Set exercise
Give, as a bare number, the count of lines that contain the word "Bilecen".
— Start —
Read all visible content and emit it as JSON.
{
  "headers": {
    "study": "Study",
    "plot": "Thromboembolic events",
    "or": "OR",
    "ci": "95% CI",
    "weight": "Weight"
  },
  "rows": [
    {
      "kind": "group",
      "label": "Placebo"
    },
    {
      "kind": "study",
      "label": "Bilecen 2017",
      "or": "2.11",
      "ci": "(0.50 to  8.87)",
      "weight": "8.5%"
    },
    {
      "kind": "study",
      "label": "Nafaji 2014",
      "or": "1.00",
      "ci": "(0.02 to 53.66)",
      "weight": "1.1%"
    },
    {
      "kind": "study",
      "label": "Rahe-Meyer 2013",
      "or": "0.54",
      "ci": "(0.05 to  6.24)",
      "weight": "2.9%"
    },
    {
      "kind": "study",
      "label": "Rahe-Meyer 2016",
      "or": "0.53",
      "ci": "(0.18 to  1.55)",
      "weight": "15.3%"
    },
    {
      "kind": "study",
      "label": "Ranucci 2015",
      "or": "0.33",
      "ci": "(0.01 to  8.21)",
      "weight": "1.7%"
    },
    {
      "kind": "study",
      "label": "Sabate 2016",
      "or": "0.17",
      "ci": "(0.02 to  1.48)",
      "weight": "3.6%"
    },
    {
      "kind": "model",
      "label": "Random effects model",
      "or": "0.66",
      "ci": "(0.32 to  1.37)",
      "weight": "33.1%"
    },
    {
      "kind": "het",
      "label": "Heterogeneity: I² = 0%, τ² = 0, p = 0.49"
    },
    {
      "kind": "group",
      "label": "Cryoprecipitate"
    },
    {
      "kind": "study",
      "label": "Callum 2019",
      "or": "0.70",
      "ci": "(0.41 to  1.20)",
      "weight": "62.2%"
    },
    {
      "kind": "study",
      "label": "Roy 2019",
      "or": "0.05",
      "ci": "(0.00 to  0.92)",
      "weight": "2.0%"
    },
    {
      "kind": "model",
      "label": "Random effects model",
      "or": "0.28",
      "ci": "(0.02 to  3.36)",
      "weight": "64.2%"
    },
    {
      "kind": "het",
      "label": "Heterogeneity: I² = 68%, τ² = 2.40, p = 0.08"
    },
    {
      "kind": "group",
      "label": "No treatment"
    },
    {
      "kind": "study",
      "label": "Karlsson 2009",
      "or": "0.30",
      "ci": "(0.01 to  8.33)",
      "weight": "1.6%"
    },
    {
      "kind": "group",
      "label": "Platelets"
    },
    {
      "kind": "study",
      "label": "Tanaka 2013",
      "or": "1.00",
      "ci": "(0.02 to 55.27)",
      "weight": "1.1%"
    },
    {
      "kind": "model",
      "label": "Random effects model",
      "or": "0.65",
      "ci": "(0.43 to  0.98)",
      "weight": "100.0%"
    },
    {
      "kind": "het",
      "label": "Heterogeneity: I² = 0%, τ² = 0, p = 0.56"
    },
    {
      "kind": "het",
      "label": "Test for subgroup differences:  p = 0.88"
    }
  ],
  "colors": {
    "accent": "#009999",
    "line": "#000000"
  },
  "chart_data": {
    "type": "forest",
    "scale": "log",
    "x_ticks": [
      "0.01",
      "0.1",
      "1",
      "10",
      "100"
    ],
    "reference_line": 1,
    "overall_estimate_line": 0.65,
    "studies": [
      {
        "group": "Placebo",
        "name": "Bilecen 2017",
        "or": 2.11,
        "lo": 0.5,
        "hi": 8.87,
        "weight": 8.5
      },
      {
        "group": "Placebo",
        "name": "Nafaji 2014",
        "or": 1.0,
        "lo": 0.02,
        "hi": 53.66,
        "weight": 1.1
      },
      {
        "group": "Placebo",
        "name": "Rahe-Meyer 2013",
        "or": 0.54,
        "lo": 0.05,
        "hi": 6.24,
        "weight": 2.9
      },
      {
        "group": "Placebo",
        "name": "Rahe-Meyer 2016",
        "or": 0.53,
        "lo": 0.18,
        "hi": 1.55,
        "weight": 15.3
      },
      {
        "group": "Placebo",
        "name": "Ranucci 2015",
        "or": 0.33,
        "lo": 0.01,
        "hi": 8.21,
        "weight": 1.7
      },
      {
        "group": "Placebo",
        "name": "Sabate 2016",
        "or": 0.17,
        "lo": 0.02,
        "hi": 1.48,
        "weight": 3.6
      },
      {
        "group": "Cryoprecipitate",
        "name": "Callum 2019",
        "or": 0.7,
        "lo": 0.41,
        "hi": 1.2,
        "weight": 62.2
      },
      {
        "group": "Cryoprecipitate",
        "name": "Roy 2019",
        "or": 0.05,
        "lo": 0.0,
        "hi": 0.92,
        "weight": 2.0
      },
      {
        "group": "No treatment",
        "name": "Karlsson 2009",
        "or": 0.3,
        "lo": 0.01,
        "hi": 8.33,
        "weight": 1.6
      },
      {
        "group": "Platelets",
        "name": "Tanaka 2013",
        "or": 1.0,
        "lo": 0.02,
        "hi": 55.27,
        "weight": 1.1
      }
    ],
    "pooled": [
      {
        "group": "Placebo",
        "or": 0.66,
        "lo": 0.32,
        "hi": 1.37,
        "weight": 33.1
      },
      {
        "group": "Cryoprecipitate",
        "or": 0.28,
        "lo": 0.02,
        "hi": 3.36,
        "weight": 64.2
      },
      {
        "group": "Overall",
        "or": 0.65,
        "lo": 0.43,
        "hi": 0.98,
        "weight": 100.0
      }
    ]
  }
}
— End —
Correct answer
2